- [TASK INSTRUCTIONS]
Please put every line of the items below into a JSON list of strings, one string per line, leaving out any blank lines.
== INPUT MATERIAL
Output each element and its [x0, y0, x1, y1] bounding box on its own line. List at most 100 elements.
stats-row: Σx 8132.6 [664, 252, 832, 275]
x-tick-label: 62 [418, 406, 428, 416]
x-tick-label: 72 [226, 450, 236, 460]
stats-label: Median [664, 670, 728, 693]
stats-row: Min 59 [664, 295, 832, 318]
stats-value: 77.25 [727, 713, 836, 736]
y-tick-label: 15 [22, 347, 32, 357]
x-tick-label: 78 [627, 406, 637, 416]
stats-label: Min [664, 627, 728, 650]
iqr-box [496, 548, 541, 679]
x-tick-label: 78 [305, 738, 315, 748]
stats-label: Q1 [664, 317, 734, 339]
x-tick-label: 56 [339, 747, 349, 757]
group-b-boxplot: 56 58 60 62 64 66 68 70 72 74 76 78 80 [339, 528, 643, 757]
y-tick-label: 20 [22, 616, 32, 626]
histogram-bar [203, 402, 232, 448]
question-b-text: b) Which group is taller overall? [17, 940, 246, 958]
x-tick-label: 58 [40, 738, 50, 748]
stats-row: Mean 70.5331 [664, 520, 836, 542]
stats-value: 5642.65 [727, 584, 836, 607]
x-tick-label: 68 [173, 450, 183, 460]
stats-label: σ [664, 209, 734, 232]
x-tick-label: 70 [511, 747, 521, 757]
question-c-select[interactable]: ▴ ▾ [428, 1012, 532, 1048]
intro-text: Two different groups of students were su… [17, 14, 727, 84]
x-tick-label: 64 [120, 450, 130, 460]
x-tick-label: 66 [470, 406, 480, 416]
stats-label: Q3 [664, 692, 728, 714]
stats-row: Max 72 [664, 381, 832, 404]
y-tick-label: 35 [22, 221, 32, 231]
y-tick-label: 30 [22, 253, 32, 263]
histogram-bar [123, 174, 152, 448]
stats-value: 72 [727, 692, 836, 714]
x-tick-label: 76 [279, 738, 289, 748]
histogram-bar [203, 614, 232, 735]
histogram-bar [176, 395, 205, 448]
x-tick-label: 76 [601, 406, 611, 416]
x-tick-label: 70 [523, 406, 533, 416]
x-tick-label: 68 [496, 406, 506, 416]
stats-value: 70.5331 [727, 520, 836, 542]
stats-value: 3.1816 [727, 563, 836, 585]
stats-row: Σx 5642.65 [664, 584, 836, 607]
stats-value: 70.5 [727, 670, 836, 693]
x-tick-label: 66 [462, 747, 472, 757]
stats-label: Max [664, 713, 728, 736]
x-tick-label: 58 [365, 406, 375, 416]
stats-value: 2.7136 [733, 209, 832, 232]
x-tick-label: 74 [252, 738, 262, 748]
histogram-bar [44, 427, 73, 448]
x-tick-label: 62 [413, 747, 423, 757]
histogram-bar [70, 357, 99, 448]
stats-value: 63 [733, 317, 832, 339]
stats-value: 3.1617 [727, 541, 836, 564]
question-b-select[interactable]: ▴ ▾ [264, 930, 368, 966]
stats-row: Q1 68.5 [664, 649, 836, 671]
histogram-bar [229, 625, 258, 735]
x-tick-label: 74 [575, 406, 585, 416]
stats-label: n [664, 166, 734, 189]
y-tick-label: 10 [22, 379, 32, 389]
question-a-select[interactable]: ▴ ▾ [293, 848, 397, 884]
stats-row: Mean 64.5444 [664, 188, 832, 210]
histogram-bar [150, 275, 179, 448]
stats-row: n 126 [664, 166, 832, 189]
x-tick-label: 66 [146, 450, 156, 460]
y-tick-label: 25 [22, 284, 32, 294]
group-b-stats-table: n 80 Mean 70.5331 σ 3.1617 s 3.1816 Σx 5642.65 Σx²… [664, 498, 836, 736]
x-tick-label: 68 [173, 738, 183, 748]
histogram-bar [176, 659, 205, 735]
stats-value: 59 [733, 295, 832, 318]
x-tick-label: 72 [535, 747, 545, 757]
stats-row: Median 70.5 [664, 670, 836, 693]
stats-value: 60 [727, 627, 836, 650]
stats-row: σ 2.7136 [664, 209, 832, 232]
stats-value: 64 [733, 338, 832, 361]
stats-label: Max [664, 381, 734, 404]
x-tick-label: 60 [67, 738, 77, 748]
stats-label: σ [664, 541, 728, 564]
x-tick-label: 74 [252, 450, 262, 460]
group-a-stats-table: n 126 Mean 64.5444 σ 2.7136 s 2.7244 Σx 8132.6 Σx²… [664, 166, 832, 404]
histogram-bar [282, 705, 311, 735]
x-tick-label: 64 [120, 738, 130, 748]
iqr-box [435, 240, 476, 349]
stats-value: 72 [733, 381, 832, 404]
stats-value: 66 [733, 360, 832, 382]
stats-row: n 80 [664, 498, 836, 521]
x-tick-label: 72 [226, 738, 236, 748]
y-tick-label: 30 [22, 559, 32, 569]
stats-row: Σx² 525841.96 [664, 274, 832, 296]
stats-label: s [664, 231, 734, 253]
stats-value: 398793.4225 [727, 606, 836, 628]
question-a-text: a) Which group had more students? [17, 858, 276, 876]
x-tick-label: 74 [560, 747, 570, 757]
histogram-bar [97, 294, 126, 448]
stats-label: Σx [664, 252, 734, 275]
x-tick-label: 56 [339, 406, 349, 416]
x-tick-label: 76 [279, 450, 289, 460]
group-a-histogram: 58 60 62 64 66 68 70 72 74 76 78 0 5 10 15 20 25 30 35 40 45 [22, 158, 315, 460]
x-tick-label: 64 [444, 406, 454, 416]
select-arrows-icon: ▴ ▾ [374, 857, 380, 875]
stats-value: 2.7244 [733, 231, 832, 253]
====
- [RESULT BELOW]
[
  "Output each element and its [x0, y0, x1, y1] bounding box on its own line. List at most 100 elements.",
  "stats-row: Σx 8132.6 [664, 252, 832, 275]",
  "x-tick-label: 62 [418, 406, 428, 416]",
  "x-tick-label: 72 [226, 450, 236, 460]",
  "stats-label: Median [664, 670, 728, 693]",
  "stats-row: Min 59 [664, 295, 832, 318]",
  "stats-value: 77.25 [727, 713, 836, 736]",
  "y-tick-label: 15 [22, 347, 32, 357]",
  "x-tick-label: 78 [627, 406, 637, 416]",
  "stats-label: Min [664, 627, 728, 650]",
  "iqr-box [496, 548, 541, 679]",
  "x-tick-label: 78 [305, 738, 315, 748]",
  "stats-label: Q1 [664, 317, 734, 339]",
  "x-tick-label: 56 [339, 747, 349, 757]",
  "group-b-boxplot: 56 58 60 62 64 66 68 70 72 74 76 78 80 [339, 528, 643, 757]",
  "y-tick-label: 20 [22, 616, 32, 626]",
  "histogram-bar [203, 402, 232, 448]",
  "question-b-text: b) Which group is taller overall? [17, 940, 246, 958]",
  "x-tick-label: 58 [40, 738, 50, 748]",
  "stats-row: Mean 70.5331 [664, 520, 836, 542]",
  "stats-value: 5642.65 [727, 584, 836, 607]",
  "x-tick-label: 68 [173, 450, 183, 460]",
  "stats-label: σ [664, 209, 734, 232]",
  "x-tick-label: 70 [511, 747, 521, 757]",
  "question-c-select[interactable]: ▴ ▾ [428, 1012, 532, 1048]",
  "intro-text: Two different groups of students were su… [17, 14, 727, 84]",
  "x-tick-label: 64 [120, 450, 130, 460]",
  "x-tick-label: 66 [470, 406, 480, 416]",
  "stats-label: Q3 [664, 692, 728, 714]",
  "stats-row: Max 72 [664, 381, 832, 404]",
  "y-tick-label: 35 [22, 221, 32, 231]",
  "y-tick-label: 30 [22, 253, 32, 263]",
  "histogram-bar [123, 174, 152, 448]",
  "stats-value: 72 [727, 692, 836, 714]",
  "x-tick-label: 76 [279, 738, 289, 748]",
  "histogram-bar [203, 614, 232, 735]",
  "histogram-bar [176, 395, 205, 448]",
  "x-tick-label: 76 [601, 406, 611, 416]",
  "x-tick-label: 70 [523, 406, 533, 416]",
  "x-tick-label: 68 [496, 406, 506, 416]",
  "stats-value: 70.5331 [727, 520, 836, 542]",
  "stats-value: 3.1816 [727, 563, 836, 585]",
  "stats-row: Σx 5642.65 [664, 584, 836, 607]",
  "stats-value: 70.5 [727, 670, 836, 693]",
  "x-tick-label: 66 [462, 747, 472, 757]",
  "stats-label: Max [664, 713, 728, 736]",
  "x-tick-label: 58 [365, 406, 375, 416]",
  "stats-value: 2.7136 [733, 209, 832, 232]",
  "x-tick-label: 74 [252, 738, 262, 748]",
  "histogram-bar [44, 427, 73, 448]",
  "x-tick-label: 62 [413, 747, 423, 757]",
  "histogram-bar [70, 357, 99, 448]",
  "stats-value: 63 [733, 317, 832, 339]",
  "stats-value: 3.1617 [727, 541, 836, 564]",
  "question-b-select[interactable]: ▴ ▾ [264, 930, 368, 966]",
  "stats-row: Q1 68.5 [664, 649, 836, 671]",
  "histogram-bar [229, 625, 258, 735]",
  "x-tick-label: 74 [575, 406, 585, 416]",
  "stats-label: n [664, 166, 734, 189]",
  "y-tick-label: 10 [22, 379, 32, 389]",
  "question-a-select[interactable]: ▴ ▾ [293, 848, 397, 884]",
  "stats-row: Mean 64.5444 [664, 188, 832, 210]",
  "histogram-bar [150, 275, 179, 448]",
  "stats-row: n 126 [664, 166, 832, 189]",
  "x-tick-label: 66 [146, 450, 156, 460]",
  "y-tick-label: 25 [22, 284, 32, 294]",
  "group-b-stats-table: n 80 Mean 70.5331 σ 3.1617 s 3.1816 Σx 5642.65 Σx²… [664, 498, 836, 736]",
  "x-tick-label: 68 [173, 738, 183, 748]",
  "histogram-bar [176, 659, 205, 735]",
  "stats-value: 59 [733, 295, 832, 318]",
  "x-tick-label: 72 [535, 747, 545, 757]",
  "stats-row: Median 70.5 [664, 670, 836, 693]",
  "stats-value: 60 [727, 627, 836, 650]",
  "stats-row: σ 2.7136 [664, 209, 832, 232]",
  "stats-value: 64 [733, 338, 832, 361]",
  "stats-label: Max [664, 381, 734, 404]",
  "x-tick-label: 60 [67, 738, 77, 748]",
  "stats-label: σ [664, 541, 728, 564]",
  "x-tick-label: 74 [252, 450, 262, 460]",
  "group-a-stats-table: n 126 Mean 64.5444 σ 2.7136 s 2.7244 Σx 8132.6 Σx²… [664, 166, 832, 404]",
  "histogram-bar [282, 705, 311, 735]",
  "x-tick-label: 64 [120, 738, 130, 748]",
  "iqr-box [435, 240, 476, 349]",
  "stats-value: 72 [733, 381, 832, 404]",
  "stats-value: 66 [733, 360, 832, 382]",
  "stats-row: n 80 [664, 498, 836, 521]",
  "x-tick-label: 72 [226, 738, 236, 748]",
  "y-tick-label: 30 [22, 559, 32, 569]",
  "stats-row: Σx² 525841.96 [664, 274, 832, 296]",
  "stats-label: s [664, 231, 734, 253]",
  "stats-value: 398793.4225 [727, 606, 836, 628]",
  "question-a-text: a) Which group had more students? [17, 858, 276, 876]",
  "x-tick-label: 74 [560, 747, 570, 757]",
  "histogram-bar [97, 294, 126, 448]",
  "stats-label: Σx [664, 252, 734, 275]",
  "x-tick-label: 56 [339, 406, 349, 416]",
  "x-tick-label: 76 [279, 450, 289, 460]",
  "group-a-histogram: 58 60 62 64 66 68 70 72 74 76 78 0 5 10 15 20 25 30 35 40 45 [22, 158, 315, 460]",
  "x-tick-label: 64 [444, 406, 454, 416]",
  "select-arrows-icon: ▴ ▾ [374, 857, 380, 875]",
  "stats-value: 2.7244 [733, 231, 832, 253]"
]